- _Exercise directions_: Repeat each line exactly, leaving nothing out.

╭─ Available data

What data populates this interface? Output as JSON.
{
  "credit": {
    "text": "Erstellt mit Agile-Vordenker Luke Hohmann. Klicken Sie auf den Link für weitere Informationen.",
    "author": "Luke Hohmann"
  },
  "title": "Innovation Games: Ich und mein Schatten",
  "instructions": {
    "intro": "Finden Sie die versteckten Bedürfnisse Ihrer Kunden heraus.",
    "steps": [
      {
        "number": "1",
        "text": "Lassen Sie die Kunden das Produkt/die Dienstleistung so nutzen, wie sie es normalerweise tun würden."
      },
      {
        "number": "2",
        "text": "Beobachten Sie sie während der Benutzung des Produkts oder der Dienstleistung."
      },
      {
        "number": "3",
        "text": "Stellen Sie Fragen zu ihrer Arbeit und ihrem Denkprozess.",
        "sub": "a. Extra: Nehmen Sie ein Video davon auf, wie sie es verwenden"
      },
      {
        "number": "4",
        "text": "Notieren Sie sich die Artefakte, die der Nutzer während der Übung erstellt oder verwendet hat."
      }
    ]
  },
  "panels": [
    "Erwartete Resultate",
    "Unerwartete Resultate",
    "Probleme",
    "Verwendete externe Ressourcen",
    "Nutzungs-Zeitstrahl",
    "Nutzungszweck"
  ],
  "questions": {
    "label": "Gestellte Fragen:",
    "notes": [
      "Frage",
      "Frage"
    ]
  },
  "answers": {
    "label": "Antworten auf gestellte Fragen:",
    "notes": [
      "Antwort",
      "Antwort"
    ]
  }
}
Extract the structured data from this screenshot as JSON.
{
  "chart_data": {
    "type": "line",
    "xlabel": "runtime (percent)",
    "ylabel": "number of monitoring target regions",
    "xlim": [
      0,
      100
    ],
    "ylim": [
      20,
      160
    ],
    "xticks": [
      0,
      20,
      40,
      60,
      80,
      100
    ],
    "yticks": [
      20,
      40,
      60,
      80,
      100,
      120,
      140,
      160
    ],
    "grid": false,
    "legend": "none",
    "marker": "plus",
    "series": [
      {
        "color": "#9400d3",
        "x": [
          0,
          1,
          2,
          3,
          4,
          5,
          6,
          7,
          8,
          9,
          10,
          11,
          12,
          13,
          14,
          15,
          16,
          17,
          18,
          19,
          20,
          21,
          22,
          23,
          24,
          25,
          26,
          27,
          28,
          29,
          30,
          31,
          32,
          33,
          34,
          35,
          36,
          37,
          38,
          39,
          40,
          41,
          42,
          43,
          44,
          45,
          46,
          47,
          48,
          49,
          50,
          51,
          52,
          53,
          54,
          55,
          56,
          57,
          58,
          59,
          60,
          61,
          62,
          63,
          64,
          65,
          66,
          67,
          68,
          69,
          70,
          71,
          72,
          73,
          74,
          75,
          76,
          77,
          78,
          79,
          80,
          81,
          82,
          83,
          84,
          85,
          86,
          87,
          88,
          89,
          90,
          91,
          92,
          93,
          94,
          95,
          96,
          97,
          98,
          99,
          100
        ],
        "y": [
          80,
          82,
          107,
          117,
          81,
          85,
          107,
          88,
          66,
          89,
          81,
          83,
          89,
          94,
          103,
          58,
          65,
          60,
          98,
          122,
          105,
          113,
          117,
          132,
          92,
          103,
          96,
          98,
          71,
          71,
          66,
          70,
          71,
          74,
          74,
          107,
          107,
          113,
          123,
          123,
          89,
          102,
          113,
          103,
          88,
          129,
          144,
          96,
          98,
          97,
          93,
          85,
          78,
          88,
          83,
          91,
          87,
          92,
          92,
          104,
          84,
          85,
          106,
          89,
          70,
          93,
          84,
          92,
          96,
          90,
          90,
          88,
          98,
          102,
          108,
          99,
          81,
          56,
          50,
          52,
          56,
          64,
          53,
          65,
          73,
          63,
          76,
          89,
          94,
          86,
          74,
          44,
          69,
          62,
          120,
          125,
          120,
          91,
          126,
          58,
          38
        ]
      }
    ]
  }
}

╰─

- _Final result_:
What data populates this interface? Output as JSON.
{
  "credit": {
    "text": "Erstellt mit Agile-Vordenker Luke Hohmann. Klicken Sie auf den Link für weitere Informationen.",
    "author": "Luke Hohmann"
  },
  "title": "Innovation Games: Ich und mein Schatten",
  "instructions": {
    "intro": "Finden Sie die versteckten Bedürfnisse Ihrer Kunden heraus.",
    "steps": [
      {
        "number": "1",
        "text": "Lassen Sie die Kunden das Produkt/die Dienstleistung so nutzen, wie sie es normalerweise tun würden."
      },
      {
        "number": "2",
        "text": "Beobachten Sie sie während der Benutzung des Produkts oder der Dienstleistung."
      },
      {
        "number": "3",
        "text": "Stellen Sie Fragen zu ihrer Arbeit und ihrem Denkprozess.",
        "sub": "a. Extra: Nehmen Sie ein Video davon auf, wie sie es verwenden"
      },
      {
        "number": "4",
        "text": "Notieren Sie sich die Artefakte, die der Nutzer während der Übung erstellt oder verwendet hat."
      }
    ]
  },
  "panels": [
    "Erwartete Resultate",
    "Unerwartete Resultate",
    "Probleme",
    "Verwendete externe Ressourcen",
    "Nutzungs-Zeitstrahl",
    "Nutzungszweck"
  ],
  "questions": {
    "label": "Gestellte Fragen:",
    "notes": [
      "Frage",
      "Frage"
    ]
  },
  "answers": {
    "label": "Antworten auf gestellte Fragen:",
    "notes": [
      "Antwort",
      "Antwort"
    ]
  }
}
Extract the structured data from this screenshot as JSON.
{
  "chart_data": {
    "type": "line",
    "xlabel": "runtime (percent)",
    "ylabel": "number of monitoring target regions",
    "xlim": [
      0,
      100
    ],
    "ylim": [
      20,
      160
    ],
    "xticks": [
      0,
      20,
      40,
      60,
      80,
      100
    ],
    "yticks": [
      20,
      40,
      60,
      80,
      100,
      120,
      140,
      160
    ],
    "grid": false,
    "legend": "none",
    "marker": "plus",
    "series": [
      {
        "color": "#9400d3",
        "x": [
          0,
          1,
          2,
          3,
          4,
          5,
          6,
          7,
          8,
          9,
          10,
          11,
          12,
          13,
          14,
          15,
          16,
          17,
          18,
          19,
          20,
          21,
          22,
          23,
          24,
          25,
          26,
          27,
          28,
          29,
          30,
          31,
          32,
          33,
          34,
          35,
          36,
          37,
          38,
          39,
          40,
          41,
          42,
          43,
          44,
          45,
          46,
          47,
          48,
          49,
          50,
          51,
          52,
          53,
          54,
          55,
          56,
          57,
          58,
          59,
          60,
          61,
          62,
          63,
          64,
          65,
          66,
          67,
          68,
          69,
          70,
          71,
          72,
          73,
          74,
          75,
          76,
          77,
          78,
          79,
          80,
          81,
          82,
          83,
          84,
          85,
          86,
          87,
          88,
          89,
          90,
          91,
          92,
          93,
          94,
          95,
          96,
          97,
          98,
          99,
          100
        ],
        "y": [
          80,
          82,
          107,
          117,
          81,
          85,
          107,
          88,
          66,
          89,
          81,
          83,
          89,
          94,
          103,
          58,
          65,
          60,
          98,
          122,
          105,
          113,
          117,
          132,
          92,
          103,
          96,
          98,
          71,
          71,
          66,
          70,
          71,
          74,
          74,
          107,
          107,
          113,
          123,
          123,
          89,
          102,
          113,
          103,
          88,
          129,
          144,
          96,
          98,
          97,
          93,
          85,
          78,
          88,
          83,
          91,
          87,
          92,
          92,
          104,
          84,
          85,
          106,
          89,
          70,
          93,
          84,
          92,
          96,
          90,
          90,
          88,
          98,
          102,
          108,
          99,
          81,
          56,
          50,
          52,
          56,
          64,
          53,
          65,
          73,
          63,
          76,
          89,
          94,
          86,
          74,
          44,
          69,
          62,
          120,
          125,
          120,
          91,
          126,
          58,
          38
        ]
      }
    ]
  }
}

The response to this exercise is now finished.